INFORMATION GIVEN START
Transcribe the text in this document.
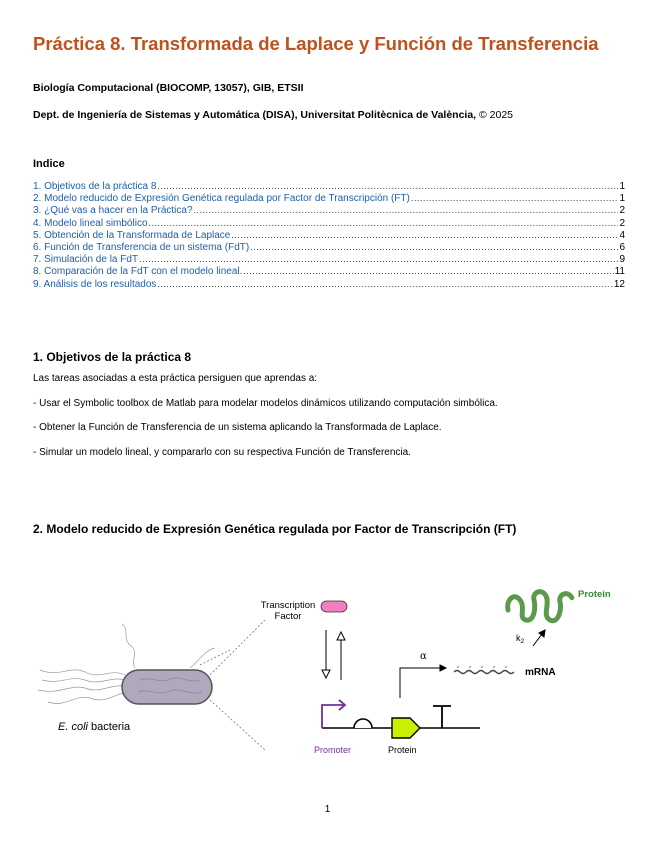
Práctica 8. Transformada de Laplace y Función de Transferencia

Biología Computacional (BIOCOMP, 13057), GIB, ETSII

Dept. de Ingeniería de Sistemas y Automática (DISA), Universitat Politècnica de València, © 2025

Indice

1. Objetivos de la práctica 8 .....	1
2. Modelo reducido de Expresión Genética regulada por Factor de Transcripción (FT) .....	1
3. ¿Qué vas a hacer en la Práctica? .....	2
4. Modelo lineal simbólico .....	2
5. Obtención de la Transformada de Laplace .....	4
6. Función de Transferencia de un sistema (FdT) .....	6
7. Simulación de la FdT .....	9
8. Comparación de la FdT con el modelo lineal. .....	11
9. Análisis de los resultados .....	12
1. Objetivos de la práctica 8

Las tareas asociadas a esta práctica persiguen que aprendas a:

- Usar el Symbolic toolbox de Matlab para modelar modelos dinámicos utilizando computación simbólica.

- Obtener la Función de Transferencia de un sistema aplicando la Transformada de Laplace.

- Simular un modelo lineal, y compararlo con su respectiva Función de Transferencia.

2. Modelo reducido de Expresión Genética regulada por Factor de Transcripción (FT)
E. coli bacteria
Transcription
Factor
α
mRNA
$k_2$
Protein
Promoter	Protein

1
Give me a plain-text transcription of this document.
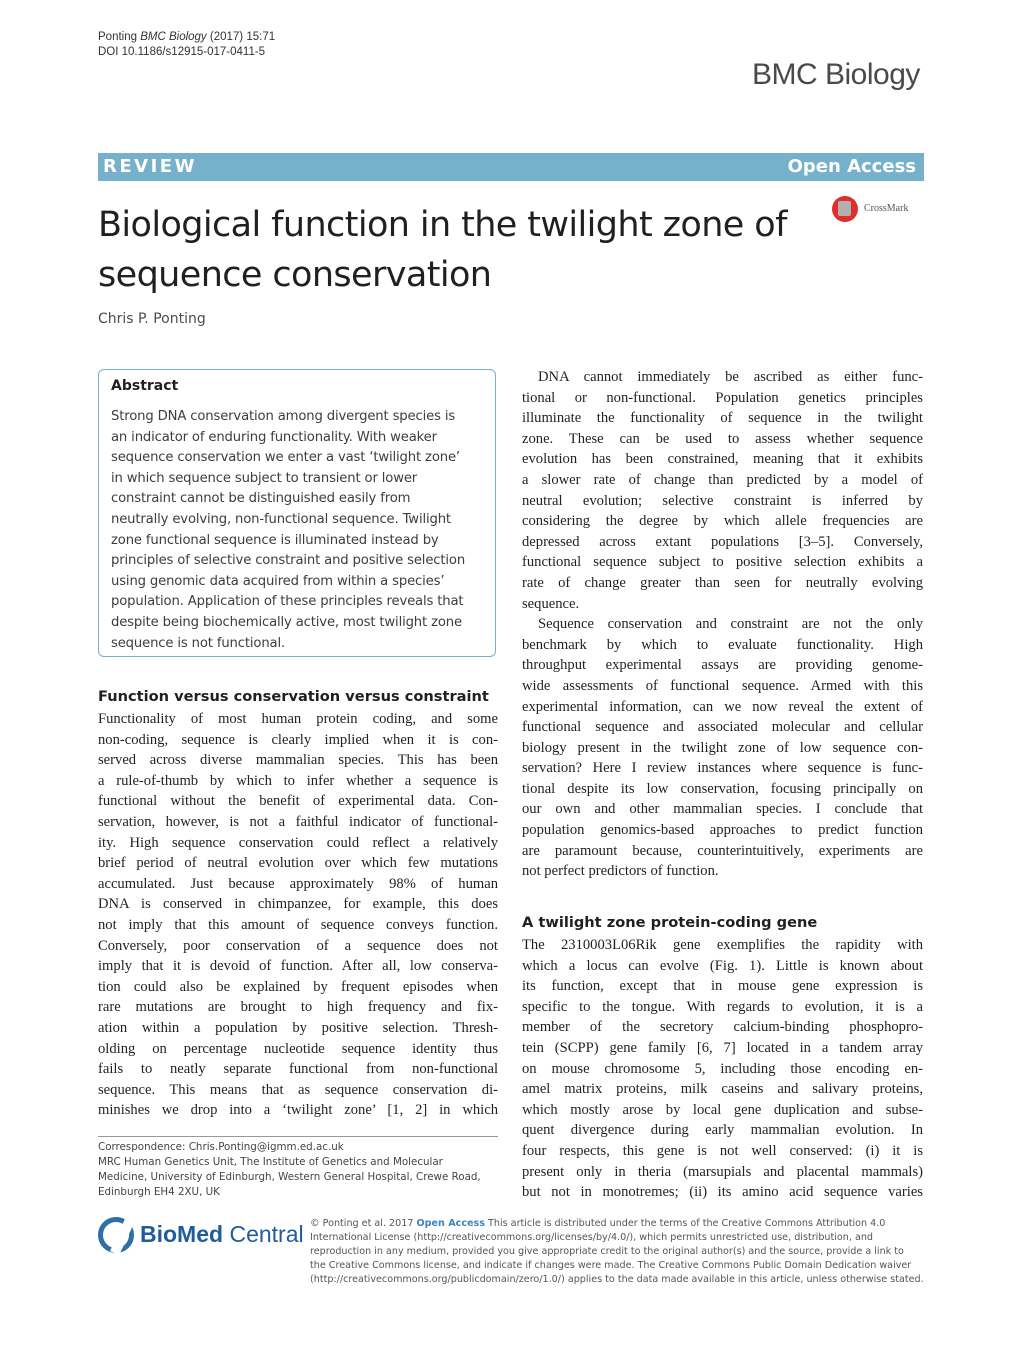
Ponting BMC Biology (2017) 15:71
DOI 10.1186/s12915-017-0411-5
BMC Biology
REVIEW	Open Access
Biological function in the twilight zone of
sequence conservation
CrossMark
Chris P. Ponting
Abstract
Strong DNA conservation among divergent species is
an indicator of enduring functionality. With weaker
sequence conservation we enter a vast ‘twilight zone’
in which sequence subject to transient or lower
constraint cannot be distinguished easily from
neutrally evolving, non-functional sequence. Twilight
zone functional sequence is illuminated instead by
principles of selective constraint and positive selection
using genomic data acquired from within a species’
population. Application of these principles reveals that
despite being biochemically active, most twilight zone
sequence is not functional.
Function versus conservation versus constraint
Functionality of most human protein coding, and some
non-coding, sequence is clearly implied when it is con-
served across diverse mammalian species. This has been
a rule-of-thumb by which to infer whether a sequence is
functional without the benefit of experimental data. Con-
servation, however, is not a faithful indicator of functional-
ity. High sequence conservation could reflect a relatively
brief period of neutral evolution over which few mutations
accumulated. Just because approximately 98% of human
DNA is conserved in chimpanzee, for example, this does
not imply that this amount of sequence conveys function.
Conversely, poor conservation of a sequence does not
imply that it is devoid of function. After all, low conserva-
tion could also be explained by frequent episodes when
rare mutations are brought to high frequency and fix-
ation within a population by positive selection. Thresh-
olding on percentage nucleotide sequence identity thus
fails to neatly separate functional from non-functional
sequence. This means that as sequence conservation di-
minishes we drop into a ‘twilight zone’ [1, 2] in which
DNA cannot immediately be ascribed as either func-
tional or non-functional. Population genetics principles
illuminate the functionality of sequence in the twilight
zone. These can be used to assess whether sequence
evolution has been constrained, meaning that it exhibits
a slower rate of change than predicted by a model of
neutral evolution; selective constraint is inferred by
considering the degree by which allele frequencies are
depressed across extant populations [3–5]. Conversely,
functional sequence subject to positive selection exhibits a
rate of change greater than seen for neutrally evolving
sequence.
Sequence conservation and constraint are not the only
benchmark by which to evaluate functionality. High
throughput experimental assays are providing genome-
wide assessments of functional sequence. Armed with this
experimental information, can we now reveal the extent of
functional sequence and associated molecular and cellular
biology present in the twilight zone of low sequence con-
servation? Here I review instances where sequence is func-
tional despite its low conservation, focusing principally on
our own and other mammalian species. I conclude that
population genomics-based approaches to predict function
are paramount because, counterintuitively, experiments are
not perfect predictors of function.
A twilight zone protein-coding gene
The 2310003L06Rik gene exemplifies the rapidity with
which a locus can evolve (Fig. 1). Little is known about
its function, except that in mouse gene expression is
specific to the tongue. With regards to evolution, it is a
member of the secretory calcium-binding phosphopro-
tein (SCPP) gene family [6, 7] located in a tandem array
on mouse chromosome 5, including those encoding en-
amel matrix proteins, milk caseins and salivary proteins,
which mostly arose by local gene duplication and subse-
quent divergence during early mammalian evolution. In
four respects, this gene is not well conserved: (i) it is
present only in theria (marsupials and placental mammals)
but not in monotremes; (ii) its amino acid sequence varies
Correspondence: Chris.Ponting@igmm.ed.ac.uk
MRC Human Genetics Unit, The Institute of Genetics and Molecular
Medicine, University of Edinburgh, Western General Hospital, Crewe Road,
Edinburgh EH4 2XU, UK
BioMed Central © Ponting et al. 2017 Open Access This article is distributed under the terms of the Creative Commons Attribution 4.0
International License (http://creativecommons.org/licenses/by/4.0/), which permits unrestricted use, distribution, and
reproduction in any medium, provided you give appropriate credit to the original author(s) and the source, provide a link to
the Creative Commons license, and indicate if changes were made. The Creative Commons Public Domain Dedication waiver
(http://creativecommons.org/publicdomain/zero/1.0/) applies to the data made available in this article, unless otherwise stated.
INFORMATION GIVEN END
_ASSIGNED TASK_
Omitting all pictures, copy the preceding entries without any alteration.

_FINISHED EXERCISE_
Transcribe the text in this document.
Práctica 8. Transformada de Laplace y Función de Transferencia

Biología Computacional (BIOCOMP, 13057), GIB, ETSII

Dept. de Ingeniería de Sistemas y Automática (DISA), Universitat Politècnica de València, © 2025

Indice

1. Objetivos de la práctica 8 .....	1
2. Modelo reducido de Expresión Genética regulada por Factor de Transcripción (FT) .....	1
3. ¿Qué vas a hacer en la Práctica? .....	2
4. Modelo lineal simbólico .....	2
5. Obtención de la Transformada de Laplace .....	4
6. Función de Transferencia de un sistema (FdT) .....	6
7. Simulación de la FdT .....	9
8. Comparación de la FdT con el modelo lineal. .....	11
9. Análisis de los resultados .....	12
1. Objetivos de la práctica 8

Las tareas asociadas a esta práctica persiguen que aprendas a:

- Usar el Symbolic toolbox de Matlab para modelar modelos dinámicos utilizando computación simbólica.

- Obtener la Función de Transferencia de un sistema aplicando la Transformada de Laplace.

- Simular un modelo lineal, y compararlo con su respectiva Función de Transferencia.

2. Modelo reducido de Expresión Genética regulada por Factor de Transcripción (FT)
E. coli bacteria
Transcription
Factor
α
mRNA
$k_2$
Protein
Promoter	Protein

1
Give me a plain-text transcription of this document.
Ponting BMC Biology (2017) 15:71
DOI 10.1186/s12915-017-0411-5
BMC Biology
REVIEW	Open Access
Biological function in the twilight zone of
sequence conservation
CrossMark
Chris P. Ponting
Abstract
Strong DNA conservation among divergent species is
an indicator of enduring functionality. With weaker
sequence conservation we enter a vast ‘twilight zone’
in which sequence subject to transient or lower
constraint cannot be distinguished easily from
neutrally evolving, non-functional sequence. Twilight
zone functional sequence is illuminated instead by
principles of selective constraint and positive selection
using genomic data acquired from within a species’
population. Application of these principles reveals that
despite being biochemically active, most twilight zone
sequence is not functional.
Function versus conservation versus constraint
Functionality of most human protein coding, and some
non-coding, sequence is clearly implied when it is con-
served across diverse mammalian species. This has been
a rule-of-thumb by which to infer whether a sequence is
functional without the benefit of experimental data. Con-
servation, however, is not a faithful indicator of functional-
ity. High sequence conservation could reflect a relatively
brief period of neutral evolution over which few mutations
accumulated. Just because approximately 98% of human
DNA is conserved in chimpanzee, for example, this does
not imply that this amount of sequence conveys function.
Conversely, poor conservation of a sequence does not
imply that it is devoid of function. After all, low conserva-
tion could also be explained by frequent episodes when
rare mutations are brought to high frequency and fix-
ation within a population by positive selection. Thresh-
olding on percentage nucleotide sequence identity thus
fails to neatly separate functional from non-functional
sequence. This means that as sequence conservation di-
minishes we drop into a ‘twilight zone’ [1, 2] in which
DNA cannot immediately be ascribed as either func-
tional or non-functional. Population genetics principles
illuminate the functionality of sequence in the twilight
zone. These can be used to assess whether sequence
evolution has been constrained, meaning that it exhibits
a slower rate of change than predicted by a model of
neutral evolution; selective constraint is inferred by
considering the degree by which allele frequencies are
depressed across extant populations [3–5]. Conversely,
functional sequence subject to positive selection exhibits a
rate of change greater than seen for neutrally evolving
sequence.
Sequence conservation and constraint are not the only
benchmark by which to evaluate functionality. High
throughput experimental assays are providing genome-
wide assessments of functional sequence. Armed with this
experimental information, can we now reveal the extent of
functional sequence and associated molecular and cellular
biology present in the twilight zone of low sequence con-
servation? Here I review instances where sequence is func-
tional despite its low conservation, focusing principally on
our own and other mammalian species. I conclude that
population genomics-based approaches to predict function
are paramount because, counterintuitively, experiments are
not perfect predictors of function.
A twilight zone protein-coding gene
The 2310003L06Rik gene exemplifies the rapidity with
which a locus can evolve (Fig. 1). Little is known about
its function, except that in mouse gene expression is
specific to the tongue. With regards to evolution, it is a
member of the secretory calcium-binding phosphopro-
tein (SCPP) gene family [6, 7] located in a tandem array
on mouse chromosome 5, including those encoding en-
amel matrix proteins, milk caseins and salivary proteins,
which mostly arose by local gene duplication and subse-
quent divergence during early mammalian evolution. In
four respects, this gene is not well conserved: (i) it is
present only in theria (marsupials and placental mammals)
but not in monotremes; (ii) its amino acid sequence varies
Correspondence: Chris.Ponting@igmm.ed.ac.uk
MRC Human Genetics Unit, The Institute of Genetics and Molecular
Medicine, University of Edinburgh, Western General Hospital, Crewe Road,
Edinburgh EH4 2XU, UK
BioMed Central © Ponting et al. 2017 Open Access This article is distributed under the terms of the Creative Commons Attribution 4.0
International License (http://creativecommons.org/licenses/by/4.0/), which permits unrestricted use, distribution, and
reproduction in any medium, provided you give appropriate credit to the original author(s) and the source, provide a link to
the Creative Commons license, and indicate if changes were made. The Creative Commons Public Domain Dedication waiver
(http://creativecommons.org/publicdomain/zero/1.0/) applies to the data made available in this article, unless otherwise stated.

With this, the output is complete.